### Directions
Output the listing from its first line through the line containing "280, 350, 319]" as a JSON list of strings, one string per line, with blank lines omitted.
-------
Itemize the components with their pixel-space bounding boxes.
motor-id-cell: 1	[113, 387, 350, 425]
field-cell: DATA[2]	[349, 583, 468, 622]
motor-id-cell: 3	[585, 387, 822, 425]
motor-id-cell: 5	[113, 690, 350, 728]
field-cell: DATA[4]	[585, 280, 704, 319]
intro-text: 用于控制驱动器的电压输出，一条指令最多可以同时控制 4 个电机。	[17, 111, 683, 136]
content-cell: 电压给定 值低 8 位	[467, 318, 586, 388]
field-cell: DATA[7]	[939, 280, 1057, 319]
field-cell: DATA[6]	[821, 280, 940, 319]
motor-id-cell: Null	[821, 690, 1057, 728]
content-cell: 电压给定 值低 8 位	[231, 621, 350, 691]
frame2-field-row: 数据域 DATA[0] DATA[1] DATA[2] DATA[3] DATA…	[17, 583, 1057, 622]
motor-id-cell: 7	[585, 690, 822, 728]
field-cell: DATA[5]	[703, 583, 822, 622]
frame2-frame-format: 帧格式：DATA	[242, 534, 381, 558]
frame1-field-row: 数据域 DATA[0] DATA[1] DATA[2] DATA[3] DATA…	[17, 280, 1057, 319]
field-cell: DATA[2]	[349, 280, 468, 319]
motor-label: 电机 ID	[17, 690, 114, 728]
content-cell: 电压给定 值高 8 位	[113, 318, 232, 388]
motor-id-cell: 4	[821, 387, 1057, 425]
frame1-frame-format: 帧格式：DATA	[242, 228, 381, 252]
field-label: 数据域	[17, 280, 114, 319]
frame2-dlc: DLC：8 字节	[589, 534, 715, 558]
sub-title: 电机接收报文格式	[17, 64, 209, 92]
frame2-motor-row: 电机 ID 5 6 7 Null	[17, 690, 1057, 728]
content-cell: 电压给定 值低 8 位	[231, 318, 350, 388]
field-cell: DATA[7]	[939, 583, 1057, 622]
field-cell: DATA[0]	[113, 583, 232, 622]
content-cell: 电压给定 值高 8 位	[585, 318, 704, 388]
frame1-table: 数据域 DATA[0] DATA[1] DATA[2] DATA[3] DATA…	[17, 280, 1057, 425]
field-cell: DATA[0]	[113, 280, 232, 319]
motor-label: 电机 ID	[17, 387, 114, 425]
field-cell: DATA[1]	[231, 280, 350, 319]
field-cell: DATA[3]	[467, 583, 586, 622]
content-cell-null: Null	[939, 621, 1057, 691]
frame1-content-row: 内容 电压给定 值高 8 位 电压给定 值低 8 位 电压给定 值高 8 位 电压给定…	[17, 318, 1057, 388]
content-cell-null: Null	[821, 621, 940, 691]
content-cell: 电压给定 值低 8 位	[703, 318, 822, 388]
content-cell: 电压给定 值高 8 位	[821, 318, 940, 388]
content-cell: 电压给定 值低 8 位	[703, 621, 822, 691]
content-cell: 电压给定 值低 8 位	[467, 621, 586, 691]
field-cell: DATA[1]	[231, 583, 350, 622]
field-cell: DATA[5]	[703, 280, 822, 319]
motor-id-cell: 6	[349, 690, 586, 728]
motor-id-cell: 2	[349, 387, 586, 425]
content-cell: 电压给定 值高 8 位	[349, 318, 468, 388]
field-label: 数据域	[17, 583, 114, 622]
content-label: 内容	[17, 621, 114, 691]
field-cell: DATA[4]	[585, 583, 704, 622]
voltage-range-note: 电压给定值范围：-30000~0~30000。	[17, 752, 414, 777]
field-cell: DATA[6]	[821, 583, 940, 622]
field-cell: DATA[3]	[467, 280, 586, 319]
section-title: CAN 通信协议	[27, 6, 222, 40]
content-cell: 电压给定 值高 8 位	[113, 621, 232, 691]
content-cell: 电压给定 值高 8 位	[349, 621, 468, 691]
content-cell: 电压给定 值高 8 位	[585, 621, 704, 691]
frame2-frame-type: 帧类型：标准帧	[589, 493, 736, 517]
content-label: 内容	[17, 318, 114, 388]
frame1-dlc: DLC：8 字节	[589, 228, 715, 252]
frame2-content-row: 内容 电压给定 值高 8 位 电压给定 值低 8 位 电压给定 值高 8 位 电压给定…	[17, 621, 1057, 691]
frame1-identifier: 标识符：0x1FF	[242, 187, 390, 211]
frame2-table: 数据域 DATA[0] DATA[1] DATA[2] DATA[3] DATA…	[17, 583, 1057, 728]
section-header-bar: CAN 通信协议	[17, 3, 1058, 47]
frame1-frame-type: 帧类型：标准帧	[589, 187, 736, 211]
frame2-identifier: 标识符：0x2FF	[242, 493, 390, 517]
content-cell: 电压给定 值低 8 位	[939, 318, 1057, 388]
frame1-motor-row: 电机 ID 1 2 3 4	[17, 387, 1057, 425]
-------
### Complete response
[
  "Itemize the components with their pixel-space bounding boxes.",
  "motor-id-cell: 1\t[113, 387, 350, 425]",
  "field-cell: DATA[2]\t[349, 583, 468, 622]",
  "motor-id-cell: 3\t[585, 387, 822, 425]",
  "motor-id-cell: 5\t[113, 690, 350, 728]",
  "field-cell: DATA[4]\t[585, 280, 704, 319]",
  "intro-text: 用于控制驱动器的电压输出，一条指令最多可以同时控制 4 个电机。\t[17, 111, 683, 136]",
  "content-cell: 电压给定 值低 8 位\t[467, 318, 586, 388]",
  "field-cell: DATA[7]\t[939, 280, 1057, 319]",
  "field-cell: DATA[6]\t[821, 280, 940, 319]",
  "motor-id-cell: Null\t[821, 690, 1057, 728]",
  "content-cell: 电压给定 值低 8 位\t[231, 621, 350, 691]",
  "frame2-field-row: 数据域 DATA[0] DATA[1] DATA[2] DATA[3] DATA…\t[17, 583, 1057, 622]",
  "motor-id-cell: 7\t[585, 690, 822, 728]",
  "field-cell: DATA[5]\t[703, 583, 822, 622]",
  "frame2-frame-format: 帧格式：DATA\t[242, 534, 381, 558]",
  "frame1-field-row: 数据域 DATA[0] DATA[1] DATA[2] DATA[3] DATA…\t[17, 280, 1057, 319]",
  "field-cell: DATA[2]\t[349, 280, 468, 319]",
  "motor-label: 电机 ID\t[17, 690, 114, 728]",
  "content-cell: 电压给定 值高 8 位\t[113, 318, 232, 388]",
  "motor-id-cell: 4\t[821, 387, 1057, 425]",
  "frame1-frame-format: 帧格式：DATA\t[242, 228, 381, 252]",
  "field-label: 数据域\t[17, 280, 114, 319]",
  "frame2-dlc: DLC：8 字节\t[589, 534, 715, 558]",
  "sub-title: 电机接收报文格式\t[17, 64, 209, 92]",
  "frame2-motor-row: 电机 ID 5 6 7 Null\t[17, 690, 1057, 728]",
  "content-cell: 电压给定 值低 8 位\t[231, 318, 350, 388]",
  "field-cell: DATA[7]\t[939, 583, 1057, 622]",
  "field-cell: DATA[0]\t[113, 583, 232, 622]",
  "content-cell: 电压给定 值高 8 位\t[585, 318, 704, 388]",
  "frame1-table: 数据域 DATA[0] DATA[1] DATA[2] DATA[3] DATA…\t[17, 280, 1057, 425]",
  "field-cell: DATA[0]\t[113, 280, 232, 319]",
  "motor-label: 电机 ID\t[17, 387, 114, 425]",
  "field-cell: DATA[1]\t[231, 280, 350, 319]"
]